Aim of the exercise:
Leave out the images and repeat the listing below without a single change.
══ Exercise data ══
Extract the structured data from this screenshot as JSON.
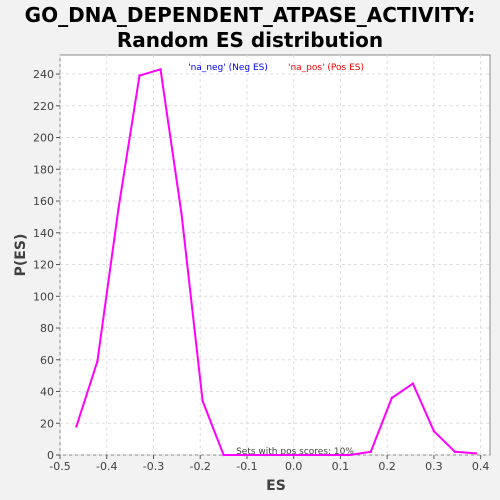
{
  "chart_data": {
    "type": "line",
    "title": "GO_DNA_DEPENDENT_ATPASE_ACTIVITY:",
    "subtitle": "Random ES distribution",
    "xlabel": "ES",
    "ylabel": "P(ES)",
    "xlim": [
      -0.5,
      0.42
    ],
    "ylim": [
      0,
      252
    ],
    "xticks": [
      "-0.5",
      "-0.4",
      "-0.3",
      "-0.2",
      "-0.1",
      "0.0",
      "0.1",
      "0.2",
      "0.3",
      "0.4"
    ],
    "xtick_values": [
      -0.5,
      -0.4,
      -0.3,
      -0.2,
      -0.1,
      0.0,
      0.1,
      0.2,
      0.3,
      0.4
    ],
    "yticks": [
      "0",
      "20",
      "40",
      "60",
      "80",
      "100",
      "120",
      "140",
      "160",
      "180",
      "200",
      "220",
      "240"
    ],
    "ytick_values": [
      0,
      20,
      40,
      60,
      80,
      100,
      120,
      140,
      160,
      180,
      200,
      220,
      240
    ],
    "grid": true,
    "legend": [
      {
        "label": "'na_neg' (Neg ES)",
        "color": "#0000ff"
      },
      {
        "label": "'na_pos' (Pos ES)",
        "color": "#ff0000"
      }
    ],
    "legend_position": "top-center",
    "annotation": "Sets with pos scores: 10%",
    "series": [
      {
        "color": "#ff00ff",
        "x": [
          -0.465,
          -0.42,
          -0.375,
          -0.33,
          -0.285,
          -0.24,
          -0.195,
          -0.15,
          -0.105,
          -0.06,
          -0.015,
          0.03,
          0.075,
          0.12,
          0.165,
          0.21,
          0.255,
          0.3,
          0.345,
          0.39
        ],
        "y": [
          18,
          59,
          155,
          239,
          243,
          152,
          34,
          0,
          0,
          0,
          0,
          0,
          0,
          0,
          2,
          36,
          45,
          15,
          2,
          1
        ]
      }
    ]
  }
}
═══
Correct response:
Extract the structured data from this screenshot as JSON.
{
  "chart_data": {
    "type": "line",
    "title": "GO_DNA_DEPENDENT_ATPASE_ACTIVITY:",
    "subtitle": "Random ES distribution",
    "xlabel": "ES",
    "ylabel": "P(ES)",
    "xlim": [
      -0.5,
      0.42
    ],
    "ylim": [
      0,
      252
    ],
    "xticks": [
      "-0.5",
      "-0.4",
      "-0.3",
      "-0.2",
      "-0.1",
      "0.0",
      "0.1",
      "0.2",
      "0.3",
      "0.4"
    ],
    "xtick_values": [
      -0.5,
      -0.4,
      -0.3,
      -0.2,
      -0.1,
      0.0,
      0.1,
      0.2,
      0.3,
      0.4
    ],
    "yticks": [
      "0",
      "20",
      "40",
      "60",
      "80",
      "100",
      "120",
      "140",
      "160",
      "180",
      "200",
      "220",
      "240"
    ],
    "ytick_values": [
      0,
      20,
      40,
      60,
      80,
      100,
      120,
      140,
      160,
      180,
      200,
      220,
      240
    ],
    "grid": true,
    "legend": [
      {
        "label": "'na_neg' (Neg ES)",
        "color": "#0000ff"
      },
      {
        "label": "'na_pos' (Pos ES)",
        "color": "#ff0000"
      }
    ],
    "legend_position": "top-center",
    "annotation": "Sets with pos scores: 10%",
    "series": [
      {
        "color": "#ff00ff",
        "x": [
          -0.465,
          -0.42,
          -0.375,
          -0.33,
          -0.285,
          -0.24,
          -0.195,
          -0.15,
          -0.105,
          -0.06,
          -0.015,
          0.03,
          0.075,
          0.12,
          0.165,
          0.21,
          0.255,
          0.3,
          0.345,
          0.39
        ],
        "y": [
          18,
          59,
          155,
          239,
          243,
          152,
          34,
          0,
          0,
          0,
          0,
          0,
          0,
          0,
          2,
          36,
          45,
          15,
          2,
          1
        ]
      }
    ]
  }
}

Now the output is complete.